### Task instructions
Look through the lines below and extract each one that contains "JSON".

### Exercise data
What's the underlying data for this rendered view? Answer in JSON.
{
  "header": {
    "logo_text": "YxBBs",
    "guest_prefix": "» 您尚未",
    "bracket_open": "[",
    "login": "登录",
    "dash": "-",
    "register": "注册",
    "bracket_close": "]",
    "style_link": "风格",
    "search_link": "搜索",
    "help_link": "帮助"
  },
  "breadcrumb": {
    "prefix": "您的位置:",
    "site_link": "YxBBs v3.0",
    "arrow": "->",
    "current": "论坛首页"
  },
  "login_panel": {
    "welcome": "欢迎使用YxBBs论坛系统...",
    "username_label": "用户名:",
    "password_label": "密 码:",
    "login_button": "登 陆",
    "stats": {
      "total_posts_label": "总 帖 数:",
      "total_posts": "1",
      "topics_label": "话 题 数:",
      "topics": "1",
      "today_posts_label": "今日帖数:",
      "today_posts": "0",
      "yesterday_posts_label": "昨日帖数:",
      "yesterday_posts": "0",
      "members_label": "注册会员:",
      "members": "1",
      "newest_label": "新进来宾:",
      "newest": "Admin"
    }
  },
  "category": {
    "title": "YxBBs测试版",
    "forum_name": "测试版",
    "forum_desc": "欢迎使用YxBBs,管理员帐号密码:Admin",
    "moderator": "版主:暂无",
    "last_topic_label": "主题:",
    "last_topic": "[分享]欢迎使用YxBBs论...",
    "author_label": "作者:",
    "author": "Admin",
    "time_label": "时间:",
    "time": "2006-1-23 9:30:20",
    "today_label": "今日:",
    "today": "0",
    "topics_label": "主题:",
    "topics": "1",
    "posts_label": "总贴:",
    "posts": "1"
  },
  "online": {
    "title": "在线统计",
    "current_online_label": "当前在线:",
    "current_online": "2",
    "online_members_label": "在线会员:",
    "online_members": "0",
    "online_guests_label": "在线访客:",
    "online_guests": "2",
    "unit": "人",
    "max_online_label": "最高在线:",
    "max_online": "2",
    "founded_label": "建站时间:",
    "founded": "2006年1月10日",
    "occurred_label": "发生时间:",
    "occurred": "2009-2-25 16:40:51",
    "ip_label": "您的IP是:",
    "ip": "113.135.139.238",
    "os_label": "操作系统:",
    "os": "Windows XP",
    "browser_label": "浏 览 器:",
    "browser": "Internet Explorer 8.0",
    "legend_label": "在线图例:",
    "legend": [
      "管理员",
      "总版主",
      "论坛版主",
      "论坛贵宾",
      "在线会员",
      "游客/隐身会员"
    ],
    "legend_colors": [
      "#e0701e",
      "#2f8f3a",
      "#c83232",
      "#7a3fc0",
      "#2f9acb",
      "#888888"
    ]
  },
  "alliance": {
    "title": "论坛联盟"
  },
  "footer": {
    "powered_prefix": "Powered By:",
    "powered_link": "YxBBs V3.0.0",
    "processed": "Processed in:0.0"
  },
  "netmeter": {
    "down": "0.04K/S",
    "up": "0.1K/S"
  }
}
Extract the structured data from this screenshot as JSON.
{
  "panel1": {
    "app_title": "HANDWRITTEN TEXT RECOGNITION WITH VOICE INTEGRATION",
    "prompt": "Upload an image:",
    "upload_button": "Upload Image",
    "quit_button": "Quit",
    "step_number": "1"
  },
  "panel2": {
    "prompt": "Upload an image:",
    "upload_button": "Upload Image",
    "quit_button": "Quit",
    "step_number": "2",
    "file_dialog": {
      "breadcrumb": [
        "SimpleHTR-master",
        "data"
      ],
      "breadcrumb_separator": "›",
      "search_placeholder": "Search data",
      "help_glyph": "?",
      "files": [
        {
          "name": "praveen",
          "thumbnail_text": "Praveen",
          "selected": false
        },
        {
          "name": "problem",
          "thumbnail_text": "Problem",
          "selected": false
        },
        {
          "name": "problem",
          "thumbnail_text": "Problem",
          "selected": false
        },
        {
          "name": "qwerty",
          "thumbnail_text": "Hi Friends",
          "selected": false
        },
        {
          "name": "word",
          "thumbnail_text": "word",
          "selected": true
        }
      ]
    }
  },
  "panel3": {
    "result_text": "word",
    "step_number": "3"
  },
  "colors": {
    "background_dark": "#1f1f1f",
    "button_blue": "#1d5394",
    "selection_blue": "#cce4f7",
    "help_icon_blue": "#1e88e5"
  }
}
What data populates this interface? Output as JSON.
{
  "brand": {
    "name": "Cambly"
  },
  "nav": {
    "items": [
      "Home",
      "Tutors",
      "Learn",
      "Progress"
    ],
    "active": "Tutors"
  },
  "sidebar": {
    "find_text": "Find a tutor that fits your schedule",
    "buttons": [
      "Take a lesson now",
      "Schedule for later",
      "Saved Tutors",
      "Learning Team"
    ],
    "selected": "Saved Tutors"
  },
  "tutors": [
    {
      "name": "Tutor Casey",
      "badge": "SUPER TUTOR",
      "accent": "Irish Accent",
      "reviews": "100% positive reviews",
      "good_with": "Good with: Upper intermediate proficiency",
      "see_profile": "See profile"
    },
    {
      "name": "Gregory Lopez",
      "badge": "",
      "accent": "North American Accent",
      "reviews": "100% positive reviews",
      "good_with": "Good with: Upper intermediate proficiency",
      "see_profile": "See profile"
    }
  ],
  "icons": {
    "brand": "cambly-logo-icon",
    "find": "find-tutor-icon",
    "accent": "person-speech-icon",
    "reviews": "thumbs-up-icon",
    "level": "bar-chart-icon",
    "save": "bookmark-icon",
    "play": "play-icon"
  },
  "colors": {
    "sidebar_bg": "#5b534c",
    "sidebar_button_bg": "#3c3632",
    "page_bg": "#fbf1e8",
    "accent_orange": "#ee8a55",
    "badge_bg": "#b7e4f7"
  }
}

### Exercise output
What's the underlying data for this rendered view? Answer in JSON.
Extract the structured data from this screenshot as JSON.
What data populates this interface? Output as JSON.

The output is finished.